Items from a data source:
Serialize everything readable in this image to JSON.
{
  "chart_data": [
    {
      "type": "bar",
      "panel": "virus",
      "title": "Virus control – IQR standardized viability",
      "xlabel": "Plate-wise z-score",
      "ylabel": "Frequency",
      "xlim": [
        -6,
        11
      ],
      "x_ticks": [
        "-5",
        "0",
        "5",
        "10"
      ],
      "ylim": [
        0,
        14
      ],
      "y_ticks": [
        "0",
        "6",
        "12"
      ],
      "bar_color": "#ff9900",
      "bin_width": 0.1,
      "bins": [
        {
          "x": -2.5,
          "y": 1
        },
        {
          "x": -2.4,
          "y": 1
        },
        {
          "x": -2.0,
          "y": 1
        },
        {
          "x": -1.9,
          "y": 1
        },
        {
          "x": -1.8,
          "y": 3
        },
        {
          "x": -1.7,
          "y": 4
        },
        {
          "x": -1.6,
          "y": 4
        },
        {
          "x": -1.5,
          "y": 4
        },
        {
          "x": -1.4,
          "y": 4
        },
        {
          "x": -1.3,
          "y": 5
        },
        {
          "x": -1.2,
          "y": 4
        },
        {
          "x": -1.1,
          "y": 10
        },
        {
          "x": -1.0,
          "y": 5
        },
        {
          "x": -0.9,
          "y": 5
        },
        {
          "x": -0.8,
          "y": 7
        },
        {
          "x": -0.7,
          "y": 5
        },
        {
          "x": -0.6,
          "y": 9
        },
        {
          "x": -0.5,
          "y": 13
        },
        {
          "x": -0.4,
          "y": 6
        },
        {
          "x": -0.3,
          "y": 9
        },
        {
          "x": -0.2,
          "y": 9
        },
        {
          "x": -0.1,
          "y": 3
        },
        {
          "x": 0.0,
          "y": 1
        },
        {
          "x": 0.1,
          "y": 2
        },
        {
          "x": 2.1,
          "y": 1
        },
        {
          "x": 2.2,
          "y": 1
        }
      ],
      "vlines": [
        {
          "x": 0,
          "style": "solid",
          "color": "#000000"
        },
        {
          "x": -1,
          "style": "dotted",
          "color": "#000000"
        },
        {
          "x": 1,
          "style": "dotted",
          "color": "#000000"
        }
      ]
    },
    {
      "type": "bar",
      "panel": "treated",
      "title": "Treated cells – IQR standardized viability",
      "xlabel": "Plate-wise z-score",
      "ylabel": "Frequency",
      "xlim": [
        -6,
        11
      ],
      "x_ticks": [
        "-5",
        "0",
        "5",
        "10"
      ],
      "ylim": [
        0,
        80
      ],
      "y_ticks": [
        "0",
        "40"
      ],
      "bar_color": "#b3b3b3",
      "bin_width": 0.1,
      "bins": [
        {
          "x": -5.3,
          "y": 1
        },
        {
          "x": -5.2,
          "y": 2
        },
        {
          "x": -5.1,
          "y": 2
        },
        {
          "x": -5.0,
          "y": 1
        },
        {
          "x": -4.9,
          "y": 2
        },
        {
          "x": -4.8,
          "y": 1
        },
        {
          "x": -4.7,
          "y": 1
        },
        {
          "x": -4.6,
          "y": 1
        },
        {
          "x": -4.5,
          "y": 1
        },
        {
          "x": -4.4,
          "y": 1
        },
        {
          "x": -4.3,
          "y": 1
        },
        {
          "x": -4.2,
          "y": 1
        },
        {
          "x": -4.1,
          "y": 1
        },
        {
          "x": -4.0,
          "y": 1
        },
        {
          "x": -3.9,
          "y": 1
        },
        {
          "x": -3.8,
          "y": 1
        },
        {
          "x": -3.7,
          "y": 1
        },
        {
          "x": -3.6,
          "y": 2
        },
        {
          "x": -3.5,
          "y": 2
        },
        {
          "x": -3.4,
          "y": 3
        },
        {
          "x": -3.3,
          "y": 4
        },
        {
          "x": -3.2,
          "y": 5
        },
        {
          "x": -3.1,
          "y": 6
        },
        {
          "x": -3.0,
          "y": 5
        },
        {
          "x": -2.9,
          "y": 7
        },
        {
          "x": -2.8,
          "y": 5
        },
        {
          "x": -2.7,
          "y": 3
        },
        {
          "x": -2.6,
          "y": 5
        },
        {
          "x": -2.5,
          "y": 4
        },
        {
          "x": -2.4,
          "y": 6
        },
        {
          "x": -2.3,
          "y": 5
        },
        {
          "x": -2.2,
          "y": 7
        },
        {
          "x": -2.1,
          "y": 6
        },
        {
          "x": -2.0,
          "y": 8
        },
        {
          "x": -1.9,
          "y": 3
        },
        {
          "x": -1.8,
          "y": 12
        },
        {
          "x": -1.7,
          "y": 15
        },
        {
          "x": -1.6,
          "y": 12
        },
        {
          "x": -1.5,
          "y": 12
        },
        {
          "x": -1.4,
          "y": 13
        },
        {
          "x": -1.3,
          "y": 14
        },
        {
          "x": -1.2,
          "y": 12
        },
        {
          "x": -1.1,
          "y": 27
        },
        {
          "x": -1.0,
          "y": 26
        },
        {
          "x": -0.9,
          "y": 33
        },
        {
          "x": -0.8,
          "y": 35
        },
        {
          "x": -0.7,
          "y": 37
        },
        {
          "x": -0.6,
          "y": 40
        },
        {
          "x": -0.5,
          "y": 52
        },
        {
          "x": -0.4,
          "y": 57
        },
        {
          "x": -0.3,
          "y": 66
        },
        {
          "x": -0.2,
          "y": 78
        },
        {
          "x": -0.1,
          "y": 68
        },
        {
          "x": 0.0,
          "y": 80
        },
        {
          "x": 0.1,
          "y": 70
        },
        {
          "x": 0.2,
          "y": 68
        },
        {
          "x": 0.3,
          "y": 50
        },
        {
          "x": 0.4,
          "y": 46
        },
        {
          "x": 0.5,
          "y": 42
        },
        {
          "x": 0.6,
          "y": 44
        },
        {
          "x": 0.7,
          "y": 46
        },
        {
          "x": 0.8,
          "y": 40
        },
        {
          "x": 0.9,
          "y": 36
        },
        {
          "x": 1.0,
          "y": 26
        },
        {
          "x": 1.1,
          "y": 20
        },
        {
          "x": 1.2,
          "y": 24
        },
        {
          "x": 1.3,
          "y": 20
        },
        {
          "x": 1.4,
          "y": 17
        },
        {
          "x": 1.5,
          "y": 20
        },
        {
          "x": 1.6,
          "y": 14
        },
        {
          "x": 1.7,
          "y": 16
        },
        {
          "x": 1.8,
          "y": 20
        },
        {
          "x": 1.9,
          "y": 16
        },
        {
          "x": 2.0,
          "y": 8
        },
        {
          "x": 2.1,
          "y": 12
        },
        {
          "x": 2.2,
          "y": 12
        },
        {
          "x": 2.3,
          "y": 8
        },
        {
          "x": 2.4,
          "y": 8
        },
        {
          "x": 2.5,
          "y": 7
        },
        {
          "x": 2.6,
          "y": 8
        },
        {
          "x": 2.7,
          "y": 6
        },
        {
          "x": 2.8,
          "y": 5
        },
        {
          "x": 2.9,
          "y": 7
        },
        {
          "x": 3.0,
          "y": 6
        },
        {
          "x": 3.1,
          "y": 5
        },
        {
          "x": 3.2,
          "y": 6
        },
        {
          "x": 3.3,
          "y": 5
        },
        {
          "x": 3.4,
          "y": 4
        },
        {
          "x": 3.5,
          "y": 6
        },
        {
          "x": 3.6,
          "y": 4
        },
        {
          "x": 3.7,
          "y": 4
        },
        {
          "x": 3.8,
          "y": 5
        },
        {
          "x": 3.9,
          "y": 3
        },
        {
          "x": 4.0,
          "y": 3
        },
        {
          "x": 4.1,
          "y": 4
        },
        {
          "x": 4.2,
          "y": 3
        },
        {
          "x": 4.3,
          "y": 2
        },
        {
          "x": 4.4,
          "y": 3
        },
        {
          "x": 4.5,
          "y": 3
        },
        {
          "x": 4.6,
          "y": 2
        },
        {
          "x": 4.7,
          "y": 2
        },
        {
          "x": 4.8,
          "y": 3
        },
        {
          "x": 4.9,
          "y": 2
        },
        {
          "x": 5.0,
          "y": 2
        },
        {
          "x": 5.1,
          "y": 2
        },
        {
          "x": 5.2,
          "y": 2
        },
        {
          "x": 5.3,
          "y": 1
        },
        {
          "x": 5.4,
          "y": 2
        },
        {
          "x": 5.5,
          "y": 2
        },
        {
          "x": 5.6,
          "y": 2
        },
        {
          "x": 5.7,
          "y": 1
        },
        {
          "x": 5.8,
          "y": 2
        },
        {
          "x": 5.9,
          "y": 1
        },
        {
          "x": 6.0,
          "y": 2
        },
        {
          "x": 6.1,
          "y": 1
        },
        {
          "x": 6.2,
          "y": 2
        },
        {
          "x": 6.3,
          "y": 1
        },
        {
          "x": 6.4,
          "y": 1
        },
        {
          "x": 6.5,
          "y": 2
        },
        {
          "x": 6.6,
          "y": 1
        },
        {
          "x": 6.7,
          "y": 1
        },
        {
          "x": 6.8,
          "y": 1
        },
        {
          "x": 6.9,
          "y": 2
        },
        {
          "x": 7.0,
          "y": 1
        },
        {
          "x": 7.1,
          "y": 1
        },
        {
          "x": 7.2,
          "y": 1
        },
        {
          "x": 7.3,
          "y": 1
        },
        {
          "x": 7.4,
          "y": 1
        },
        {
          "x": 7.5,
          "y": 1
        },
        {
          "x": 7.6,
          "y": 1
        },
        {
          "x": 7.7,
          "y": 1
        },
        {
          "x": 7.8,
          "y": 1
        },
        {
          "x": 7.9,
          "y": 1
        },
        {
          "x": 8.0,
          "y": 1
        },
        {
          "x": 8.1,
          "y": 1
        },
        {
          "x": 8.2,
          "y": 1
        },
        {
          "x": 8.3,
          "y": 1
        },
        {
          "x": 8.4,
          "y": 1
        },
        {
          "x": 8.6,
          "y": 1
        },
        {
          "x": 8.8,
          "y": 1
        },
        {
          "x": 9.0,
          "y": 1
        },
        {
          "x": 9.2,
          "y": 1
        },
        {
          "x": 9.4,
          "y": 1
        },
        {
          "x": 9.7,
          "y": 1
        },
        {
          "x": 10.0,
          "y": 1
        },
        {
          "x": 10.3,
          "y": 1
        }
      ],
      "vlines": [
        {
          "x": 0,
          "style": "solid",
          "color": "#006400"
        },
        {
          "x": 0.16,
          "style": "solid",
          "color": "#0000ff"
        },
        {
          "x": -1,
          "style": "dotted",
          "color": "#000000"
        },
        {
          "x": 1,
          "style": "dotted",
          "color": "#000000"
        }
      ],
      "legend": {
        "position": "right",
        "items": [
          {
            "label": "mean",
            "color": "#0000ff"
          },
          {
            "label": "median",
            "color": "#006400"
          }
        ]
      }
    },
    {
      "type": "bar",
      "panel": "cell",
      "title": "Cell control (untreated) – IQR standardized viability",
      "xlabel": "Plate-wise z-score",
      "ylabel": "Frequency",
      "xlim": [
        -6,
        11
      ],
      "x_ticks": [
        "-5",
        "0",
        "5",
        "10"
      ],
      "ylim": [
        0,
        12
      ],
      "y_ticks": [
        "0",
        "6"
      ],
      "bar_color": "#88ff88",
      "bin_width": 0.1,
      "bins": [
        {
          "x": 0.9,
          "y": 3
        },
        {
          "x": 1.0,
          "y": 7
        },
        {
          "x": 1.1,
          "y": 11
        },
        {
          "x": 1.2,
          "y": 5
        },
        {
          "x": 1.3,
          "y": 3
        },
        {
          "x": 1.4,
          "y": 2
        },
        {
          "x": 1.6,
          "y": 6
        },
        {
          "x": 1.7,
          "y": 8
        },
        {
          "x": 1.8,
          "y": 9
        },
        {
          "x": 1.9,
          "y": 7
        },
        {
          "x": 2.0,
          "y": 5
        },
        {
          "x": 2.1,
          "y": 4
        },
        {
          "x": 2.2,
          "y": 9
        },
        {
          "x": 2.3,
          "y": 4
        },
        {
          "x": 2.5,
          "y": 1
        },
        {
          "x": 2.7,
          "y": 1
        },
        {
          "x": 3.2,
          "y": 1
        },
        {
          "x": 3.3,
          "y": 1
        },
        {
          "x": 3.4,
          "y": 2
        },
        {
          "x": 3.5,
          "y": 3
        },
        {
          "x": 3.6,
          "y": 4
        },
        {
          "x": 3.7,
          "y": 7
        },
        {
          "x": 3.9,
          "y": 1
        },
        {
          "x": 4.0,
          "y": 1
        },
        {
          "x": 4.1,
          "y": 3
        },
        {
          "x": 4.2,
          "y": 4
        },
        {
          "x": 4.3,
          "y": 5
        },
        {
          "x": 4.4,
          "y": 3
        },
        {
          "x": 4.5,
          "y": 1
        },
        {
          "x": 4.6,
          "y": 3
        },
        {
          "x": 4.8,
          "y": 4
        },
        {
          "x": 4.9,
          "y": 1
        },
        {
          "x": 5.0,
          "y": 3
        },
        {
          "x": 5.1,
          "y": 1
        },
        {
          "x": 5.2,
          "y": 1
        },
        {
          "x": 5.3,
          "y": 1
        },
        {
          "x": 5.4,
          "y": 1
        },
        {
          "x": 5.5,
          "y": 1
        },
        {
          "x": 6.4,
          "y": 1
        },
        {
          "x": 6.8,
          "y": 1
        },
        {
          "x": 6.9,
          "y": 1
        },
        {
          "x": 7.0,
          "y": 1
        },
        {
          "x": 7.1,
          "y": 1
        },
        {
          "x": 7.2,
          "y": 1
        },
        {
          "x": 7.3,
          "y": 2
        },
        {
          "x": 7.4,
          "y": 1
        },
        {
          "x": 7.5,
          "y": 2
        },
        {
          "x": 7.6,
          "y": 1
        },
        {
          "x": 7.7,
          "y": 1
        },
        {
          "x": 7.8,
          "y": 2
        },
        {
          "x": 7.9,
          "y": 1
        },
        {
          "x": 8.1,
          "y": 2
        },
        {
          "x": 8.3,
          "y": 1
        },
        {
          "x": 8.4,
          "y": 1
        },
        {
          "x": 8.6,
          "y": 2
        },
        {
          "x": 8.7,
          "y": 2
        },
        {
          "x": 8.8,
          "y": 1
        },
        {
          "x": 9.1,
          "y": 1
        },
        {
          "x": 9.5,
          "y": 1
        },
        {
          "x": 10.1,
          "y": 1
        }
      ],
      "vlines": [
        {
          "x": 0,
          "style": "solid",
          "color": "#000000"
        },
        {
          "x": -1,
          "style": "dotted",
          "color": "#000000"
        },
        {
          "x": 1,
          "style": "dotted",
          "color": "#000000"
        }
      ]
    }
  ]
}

TASK TO CARRY OUT: Check each line above for the word "standardized", and copy the lines where it appears.

EXERCISE OUTPUT:
      "title": "Virus control – IQR standardized viability",
      "title": "Treated cells – IQR standardized viability",
      "title": "Cell control (untreated) – IQR standardized viability",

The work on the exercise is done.